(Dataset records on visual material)
_ _ _ _

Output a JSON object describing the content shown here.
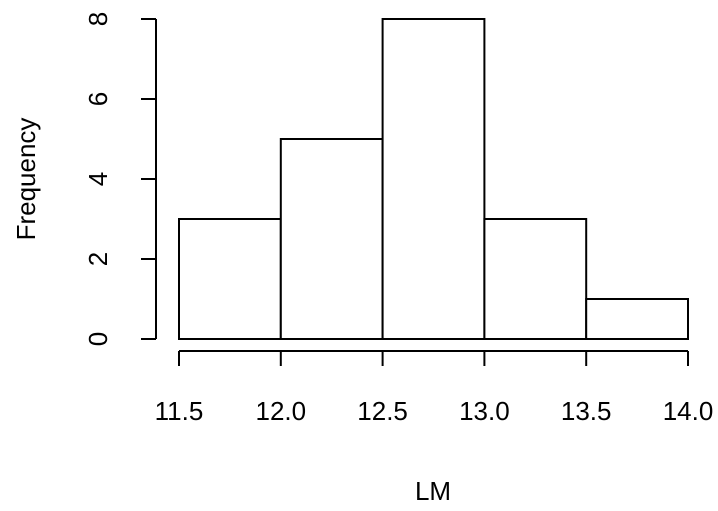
{
  "chart_data": {
    "type": "bar",
    "subtype": "histogram",
    "title": "",
    "xlabel": "LM",
    "ylabel": "Frequency",
    "bins": [
      {
        "start": 11.5,
        "end": 12.0,
        "count": 3
      },
      {
        "start": 12.0,
        "end": 12.5,
        "count": 5
      },
      {
        "start": 12.5,
        "end": 13.0,
        "count": 8
      },
      {
        "start": 13.0,
        "end": 13.5,
        "count": 3
      },
      {
        "start": 13.5,
        "end": 14.0,
        "count": 1
      }
    ],
    "xlim": [
      11.5,
      14.0
    ],
    "ylim": [
      0,
      8
    ],
    "xticks": [
      "11.5",
      "12.0",
      "12.5",
      "13.0",
      "13.5",
      "14.0"
    ],
    "yticks": [
      "0",
      "2",
      "4",
      "6",
      "8"
    ],
    "grid": false,
    "colors": {
      "bar_fill": "#ffffff",
      "bar_stroke": "#000000"
    }
  }
}
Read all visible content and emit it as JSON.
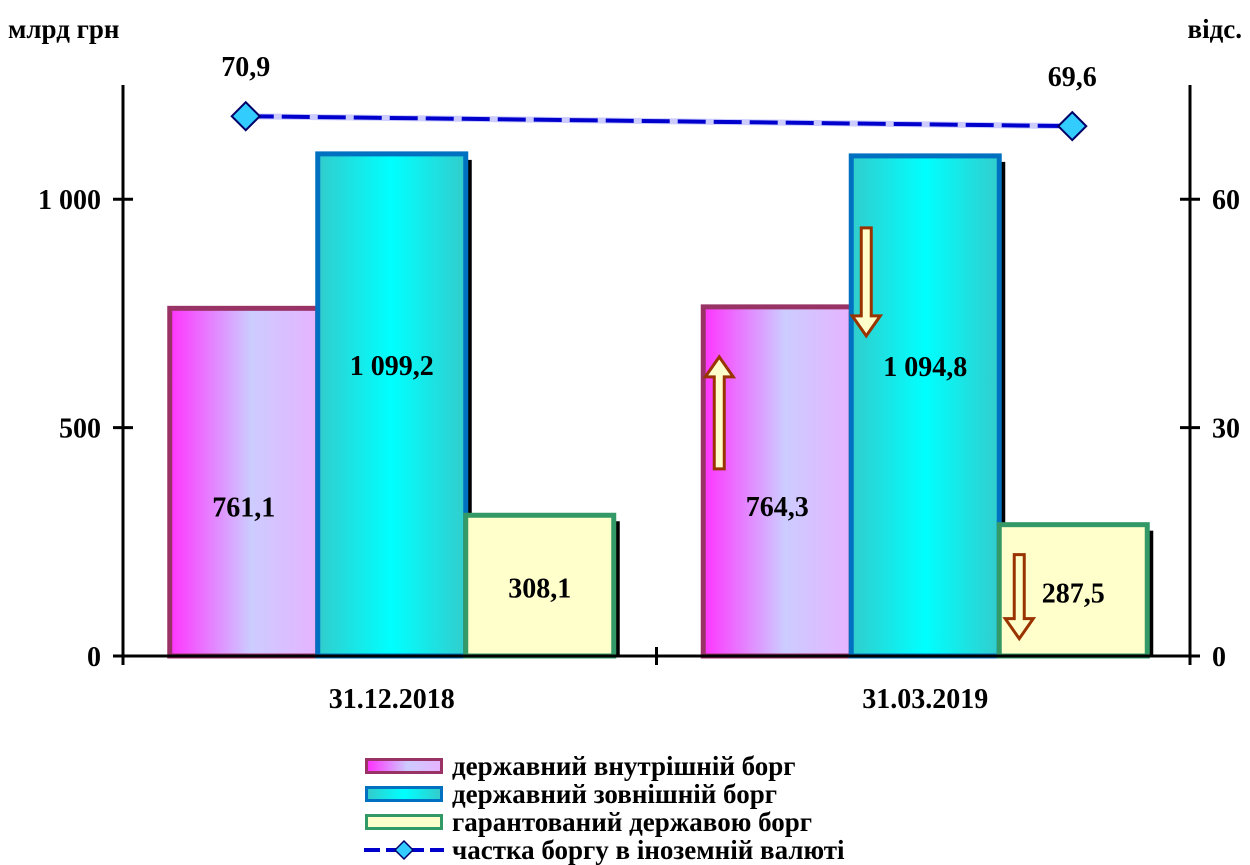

_ _ _ _

■ GIVEN EXERCISE:
Strip out the pictures and quote the remaining data word for word.

■ COMPLETED TASK:
Output a JSON object describing the content shown here.
{
  "chart_data": {
    "type": "bar",
    "subtype": "histogram",
    "title": "",
    "xlabel": "LM",
    "ylabel": "Frequency",
    "bins": [
      {
        "start": 11.5,
        "end": 12.0,
        "count": 3
      },
      {
        "start": 12.0,
        "end": 12.5,
        "count": 5
      },
      {
        "start": 12.5,
        "end": 13.0,
        "count": 8
      },
      {
        "start": 13.0,
        "end": 13.5,
        "count": 3
      },
      {
        "start": 13.5,
        "end": 14.0,
        "count": 1
      }
    ],
    "xlim": [
      11.5,
      14.0
    ],
    "ylim": [
      0,
      8
    ],
    "xticks": [
      "11.5",
      "12.0",
      "12.5",
      "13.0",
      "13.5",
      "14.0"
    ],
    "yticks": [
      "0",
      "2",
      "4",
      "6",
      "8"
    ],
    "grid": false,
    "colors": {
      "bar_fill": "#ffffff",
      "bar_stroke": "#000000"
    }
  }
}
Read all visible content and emit it as JSON.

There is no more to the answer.